#### Task details:
Your task is to retype each line of the data below exactly.

─── Exercise inputs ───

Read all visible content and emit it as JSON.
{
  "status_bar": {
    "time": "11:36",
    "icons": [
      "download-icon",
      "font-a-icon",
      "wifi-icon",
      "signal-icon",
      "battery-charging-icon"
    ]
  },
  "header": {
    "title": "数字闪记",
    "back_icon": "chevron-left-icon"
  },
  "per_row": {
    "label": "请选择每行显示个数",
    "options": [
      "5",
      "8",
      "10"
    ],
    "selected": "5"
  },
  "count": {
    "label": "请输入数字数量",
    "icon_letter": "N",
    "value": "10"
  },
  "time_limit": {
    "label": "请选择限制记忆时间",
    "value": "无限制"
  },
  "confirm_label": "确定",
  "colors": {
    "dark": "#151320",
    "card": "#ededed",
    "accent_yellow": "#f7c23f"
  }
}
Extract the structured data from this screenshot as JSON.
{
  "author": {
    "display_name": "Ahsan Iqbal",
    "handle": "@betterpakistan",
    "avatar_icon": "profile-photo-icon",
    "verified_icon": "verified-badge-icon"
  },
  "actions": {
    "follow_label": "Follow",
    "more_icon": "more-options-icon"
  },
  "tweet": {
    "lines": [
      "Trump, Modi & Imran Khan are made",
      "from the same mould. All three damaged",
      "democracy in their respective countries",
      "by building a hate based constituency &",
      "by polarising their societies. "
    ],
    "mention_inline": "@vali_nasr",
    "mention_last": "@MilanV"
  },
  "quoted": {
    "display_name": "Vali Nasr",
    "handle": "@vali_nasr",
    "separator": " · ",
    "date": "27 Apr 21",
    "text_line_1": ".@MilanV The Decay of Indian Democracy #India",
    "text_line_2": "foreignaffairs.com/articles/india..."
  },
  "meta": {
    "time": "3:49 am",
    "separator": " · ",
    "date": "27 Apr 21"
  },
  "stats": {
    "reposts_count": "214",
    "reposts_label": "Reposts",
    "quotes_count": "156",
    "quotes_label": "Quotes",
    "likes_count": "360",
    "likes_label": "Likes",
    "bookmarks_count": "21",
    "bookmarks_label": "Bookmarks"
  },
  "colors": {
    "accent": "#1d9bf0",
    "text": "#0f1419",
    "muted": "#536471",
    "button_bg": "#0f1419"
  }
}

───

#### Finished task:
Read all visible content and emit it as JSON.
{
  "status_bar": {
    "time": "11:36",
    "icons": [
      "download-icon",
      "font-a-icon",
      "wifi-icon",
      "signal-icon",
      "battery-charging-icon"
    ]
  },
  "header": {
    "title": "数字闪记",
    "back_icon": "chevron-left-icon"
  },
  "per_row": {
    "label": "请选择每行显示个数",
    "options": [
      "5",
      "8",
      "10"
    ],
    "selected": "5"
  },
  "count": {
    "label": "请输入数字数量",
    "icon_letter": "N",
    "value": "10"
  },
  "time_limit": {
    "label": "请选择限制记忆时间",
    "value": "无限制"
  },
  "confirm_label": "确定",
  "colors": {
    "dark": "#151320",
    "card": "#ededed",
    "accent_yellow": "#f7c23f"
  }
}
Extract the structured data from this screenshot as JSON.
{
  "author": {
    "display_name": "Ahsan Iqbal",
    "handle": "@betterpakistan",
    "avatar_icon": "profile-photo-icon",
    "verified_icon": "verified-badge-icon"
  },
  "actions": {
    "follow_label": "Follow",
    "more_icon": "more-options-icon"
  },
  "tweet": {
    "lines": [
      "Trump, Modi & Imran Khan are made",
      "from the same mould. All three damaged",
      "democracy in their respective countries",
      "by building a hate based constituency &",
      "by polarising their societies. "
    ],
    "mention_inline": "@vali_nasr",
    "mention_last": "@MilanV"
  },
  "quoted": {
    "display_name": "Vali Nasr",
    "handle": "@vali_nasr",
    "separator": " · ",
    "date": "27 Apr 21",
    "text_line_1": ".@MilanV The Decay of Indian Democracy #India",
    "text_line_2": "foreignaffairs.com/articles/india..."
  },
  "meta": {
    "time": "3:49 am",
    "separator": " · ",
    "date": "27 Apr 21"
  },
  "stats": {
    "reposts_count": "214",
    "reposts_label": "Reposts",
    "quotes_count": "156",
    "quotes_label": "Quotes",
    "likes_count": "360",
    "likes_label": "Likes",
    "bookmarks_count": "21",
    "bookmarks_label": "Bookmarks"
  },
  "colors": {
    "accent": "#1d9bf0",
    "text": "#0f1419",
    "muted": "#536471",
    "button_bg": "#0f1419"
  }
}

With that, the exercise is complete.